→ **Exercise details**: Output the data exactly, with every line intact.

========================================

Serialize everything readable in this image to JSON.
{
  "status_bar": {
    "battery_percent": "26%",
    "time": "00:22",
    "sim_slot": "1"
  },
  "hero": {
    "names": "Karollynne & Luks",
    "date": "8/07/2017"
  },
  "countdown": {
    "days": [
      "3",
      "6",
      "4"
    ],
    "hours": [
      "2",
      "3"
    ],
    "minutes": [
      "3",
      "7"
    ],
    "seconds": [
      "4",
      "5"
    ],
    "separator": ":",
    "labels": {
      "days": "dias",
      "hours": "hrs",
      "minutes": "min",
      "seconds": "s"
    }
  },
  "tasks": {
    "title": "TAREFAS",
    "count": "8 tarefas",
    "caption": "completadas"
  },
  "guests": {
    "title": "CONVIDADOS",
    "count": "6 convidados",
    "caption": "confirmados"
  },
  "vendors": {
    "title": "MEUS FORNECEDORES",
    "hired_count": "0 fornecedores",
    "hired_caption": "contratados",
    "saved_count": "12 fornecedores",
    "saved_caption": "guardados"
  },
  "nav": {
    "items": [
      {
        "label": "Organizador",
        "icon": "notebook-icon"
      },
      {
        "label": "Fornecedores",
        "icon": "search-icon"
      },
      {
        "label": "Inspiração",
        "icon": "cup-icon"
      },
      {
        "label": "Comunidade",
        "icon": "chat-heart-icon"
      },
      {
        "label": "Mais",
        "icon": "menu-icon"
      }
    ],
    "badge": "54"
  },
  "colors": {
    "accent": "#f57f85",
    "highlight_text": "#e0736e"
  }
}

========================================

→ **Exercise response**:
Serialize everything readable in this image to JSON.
{
  "status_bar": {
    "battery_percent": "26%",
    "time": "00:22",
    "sim_slot": "1"
  },
  "hero": {
    "names": "Karollynne & Luks",
    "date": "8/07/2017"
  },
  "countdown": {
    "days": [
      "3",
      "6",
      "4"
    ],
    "hours": [
      "2",
      "3"
    ],
    "minutes": [
      "3",
      "7"
    ],
    "seconds": [
      "4",
      "5"
    ],
    "separator": ":",
    "labels": {
      "days": "dias",
      "hours": "hrs",
      "minutes": "min",
      "seconds": "s"
    }
  },
  "tasks": {
    "title": "TAREFAS",
    "count": "8 tarefas",
    "caption": "completadas"
  },
  "guests": {
    "title": "CONVIDADOS",
    "count": "6 convidados",
    "caption": "confirmados"
  },
  "vendors": {
    "title": "MEUS FORNECEDORES",
    "hired_count": "0 fornecedores",
    "hired_caption": "contratados",
    "saved_count": "12 fornecedores",
    "saved_caption": "guardados"
  },
  "nav": {
    "items": [
      {
        "label": "Organizador",
        "icon": "notebook-icon"
      },
      {
        "label": "Fornecedores",
        "icon": "search-icon"
      },
      {
        "label": "Inspiração",
        "icon": "cup-icon"
      },
      {
        "label": "Comunidade",
        "icon": "chat-heart-icon"
      },
      {
        "label": "Mais",
        "icon": "menu-icon"
      }
    ],
    "badge": "54"
  },
  "colors": {
    "accent": "#f57f85",
    "highlight_text": "#e0736e"
  }
}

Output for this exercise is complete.